* Start *
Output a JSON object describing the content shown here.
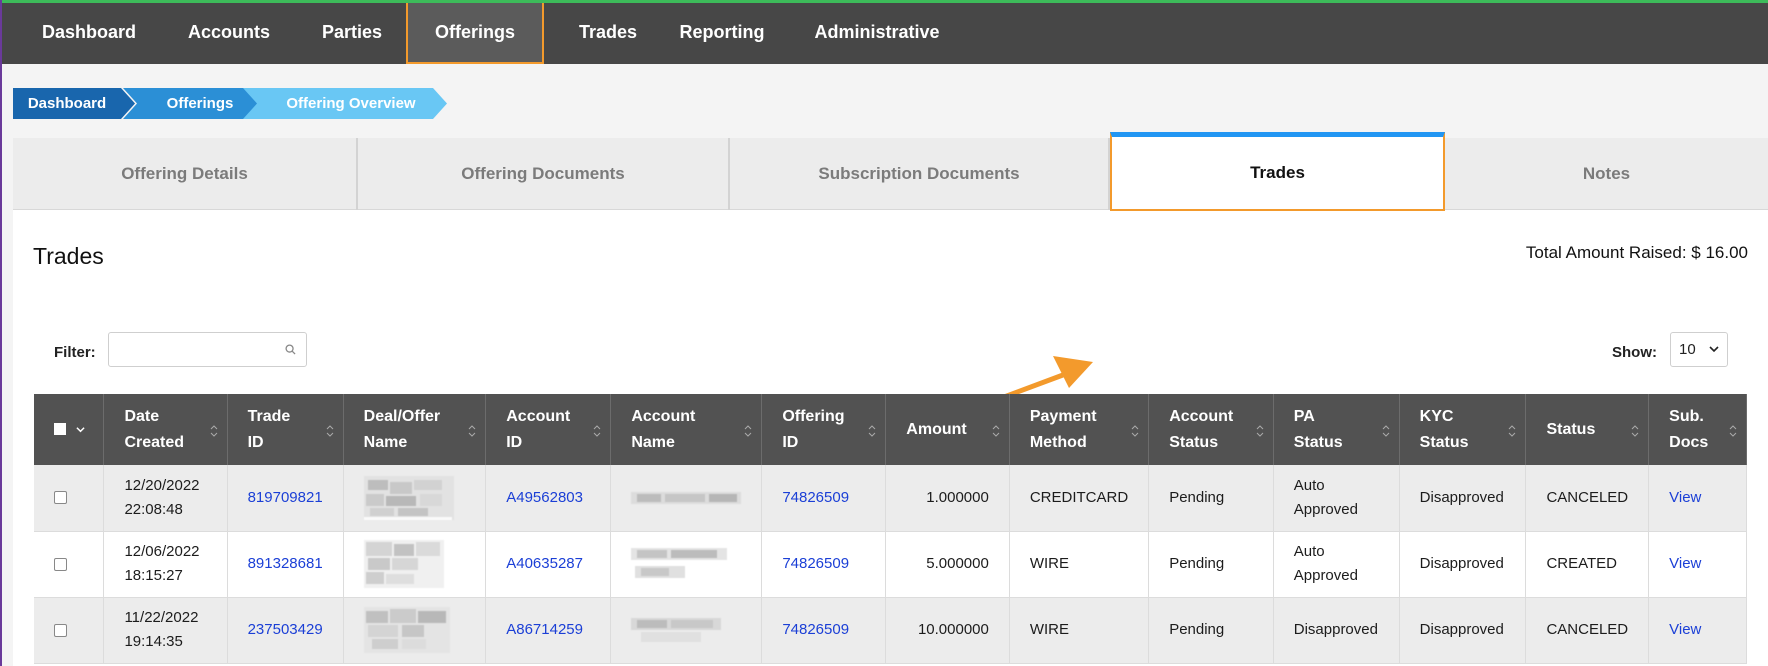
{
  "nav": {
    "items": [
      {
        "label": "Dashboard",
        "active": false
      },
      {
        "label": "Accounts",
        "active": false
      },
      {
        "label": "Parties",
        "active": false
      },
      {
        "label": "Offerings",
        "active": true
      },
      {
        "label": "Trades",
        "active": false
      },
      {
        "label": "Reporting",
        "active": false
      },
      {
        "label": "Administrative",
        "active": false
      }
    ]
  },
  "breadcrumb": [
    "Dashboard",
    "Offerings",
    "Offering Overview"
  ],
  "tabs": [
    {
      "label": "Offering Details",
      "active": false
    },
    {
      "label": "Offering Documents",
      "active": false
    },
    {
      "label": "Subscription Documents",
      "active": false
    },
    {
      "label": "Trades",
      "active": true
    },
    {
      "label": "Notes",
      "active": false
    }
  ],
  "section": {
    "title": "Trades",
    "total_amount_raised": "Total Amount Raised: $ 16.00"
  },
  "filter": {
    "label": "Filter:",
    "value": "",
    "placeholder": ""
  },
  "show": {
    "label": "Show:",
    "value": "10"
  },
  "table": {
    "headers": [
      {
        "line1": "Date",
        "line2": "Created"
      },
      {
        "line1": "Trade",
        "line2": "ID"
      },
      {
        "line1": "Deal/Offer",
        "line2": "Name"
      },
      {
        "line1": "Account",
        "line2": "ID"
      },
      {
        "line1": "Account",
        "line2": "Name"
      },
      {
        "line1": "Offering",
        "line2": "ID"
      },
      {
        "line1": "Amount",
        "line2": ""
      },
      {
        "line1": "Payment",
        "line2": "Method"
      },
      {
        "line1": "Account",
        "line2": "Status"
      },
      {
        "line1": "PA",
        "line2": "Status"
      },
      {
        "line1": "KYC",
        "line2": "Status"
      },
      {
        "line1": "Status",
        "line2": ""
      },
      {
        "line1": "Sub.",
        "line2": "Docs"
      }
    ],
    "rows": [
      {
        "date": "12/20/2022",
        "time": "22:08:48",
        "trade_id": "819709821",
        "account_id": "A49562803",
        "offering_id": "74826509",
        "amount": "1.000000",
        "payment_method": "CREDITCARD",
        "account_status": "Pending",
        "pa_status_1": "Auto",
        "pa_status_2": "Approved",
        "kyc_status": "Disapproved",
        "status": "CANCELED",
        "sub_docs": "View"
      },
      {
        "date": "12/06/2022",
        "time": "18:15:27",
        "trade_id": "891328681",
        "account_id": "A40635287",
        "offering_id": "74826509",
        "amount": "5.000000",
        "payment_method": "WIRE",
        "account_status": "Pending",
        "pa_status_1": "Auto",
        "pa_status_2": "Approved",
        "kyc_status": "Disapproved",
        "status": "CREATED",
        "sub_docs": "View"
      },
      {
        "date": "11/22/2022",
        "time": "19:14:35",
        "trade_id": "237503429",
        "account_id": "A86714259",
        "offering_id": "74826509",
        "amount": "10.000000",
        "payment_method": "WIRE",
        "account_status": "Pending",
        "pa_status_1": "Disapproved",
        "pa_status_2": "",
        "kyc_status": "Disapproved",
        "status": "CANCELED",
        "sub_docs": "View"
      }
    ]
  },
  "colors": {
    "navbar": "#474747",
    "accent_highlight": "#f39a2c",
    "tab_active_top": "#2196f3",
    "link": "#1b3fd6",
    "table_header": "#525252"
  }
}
* End *
* Start *
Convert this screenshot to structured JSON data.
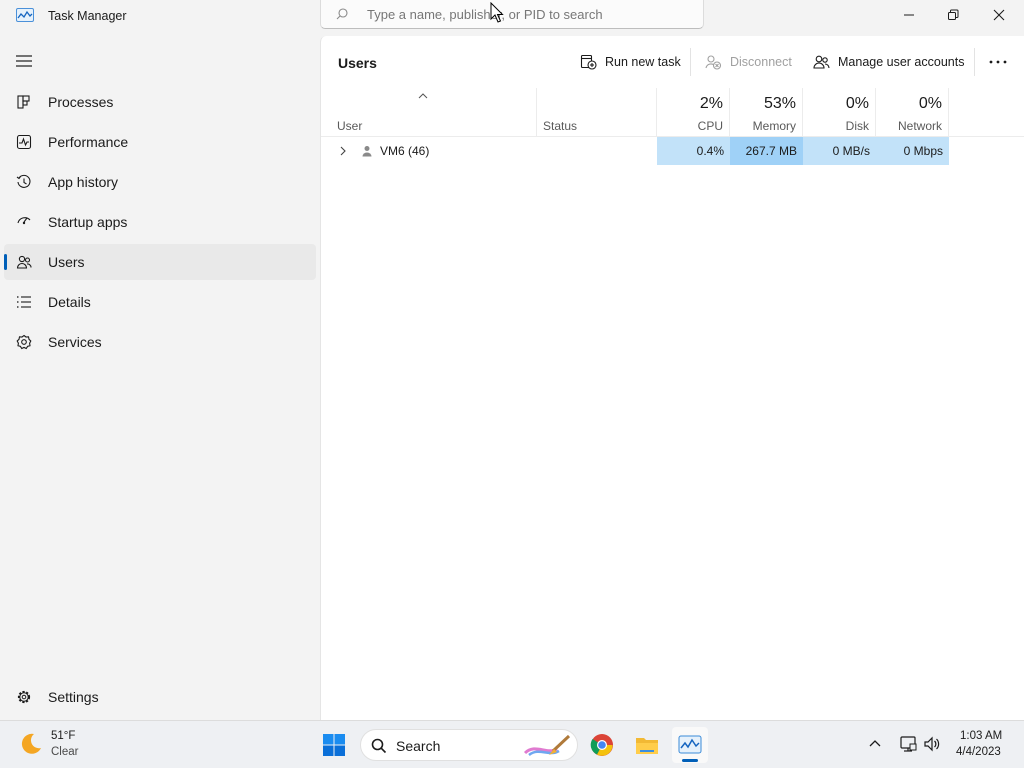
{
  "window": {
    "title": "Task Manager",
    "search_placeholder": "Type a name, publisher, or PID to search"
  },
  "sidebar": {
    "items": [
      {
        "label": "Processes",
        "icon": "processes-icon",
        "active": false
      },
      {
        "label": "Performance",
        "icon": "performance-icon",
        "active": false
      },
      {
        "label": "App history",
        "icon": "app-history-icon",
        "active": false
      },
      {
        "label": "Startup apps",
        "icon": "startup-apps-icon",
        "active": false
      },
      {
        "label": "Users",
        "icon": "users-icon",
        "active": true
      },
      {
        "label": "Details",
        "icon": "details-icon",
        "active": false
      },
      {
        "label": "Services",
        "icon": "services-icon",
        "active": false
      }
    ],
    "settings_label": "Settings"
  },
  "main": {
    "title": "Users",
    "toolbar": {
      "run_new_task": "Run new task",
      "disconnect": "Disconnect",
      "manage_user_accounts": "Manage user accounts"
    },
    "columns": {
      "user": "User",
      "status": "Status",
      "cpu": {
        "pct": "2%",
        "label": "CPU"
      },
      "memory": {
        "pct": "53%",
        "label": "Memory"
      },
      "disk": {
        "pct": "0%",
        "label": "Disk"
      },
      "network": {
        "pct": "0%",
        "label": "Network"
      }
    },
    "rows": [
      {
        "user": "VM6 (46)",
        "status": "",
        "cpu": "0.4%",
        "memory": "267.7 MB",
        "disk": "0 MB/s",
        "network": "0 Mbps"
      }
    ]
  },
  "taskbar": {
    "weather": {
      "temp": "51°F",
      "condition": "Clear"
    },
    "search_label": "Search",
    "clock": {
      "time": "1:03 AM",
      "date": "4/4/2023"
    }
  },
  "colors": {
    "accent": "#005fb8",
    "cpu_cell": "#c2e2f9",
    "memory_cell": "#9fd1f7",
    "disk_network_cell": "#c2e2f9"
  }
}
* End *
Exercise aim: Using the listing above, list every line in which the string "JSON" occurs.

Exercise output:
Output a JSON object describing the content shown here.
Convert this screenshot to structured JSON data.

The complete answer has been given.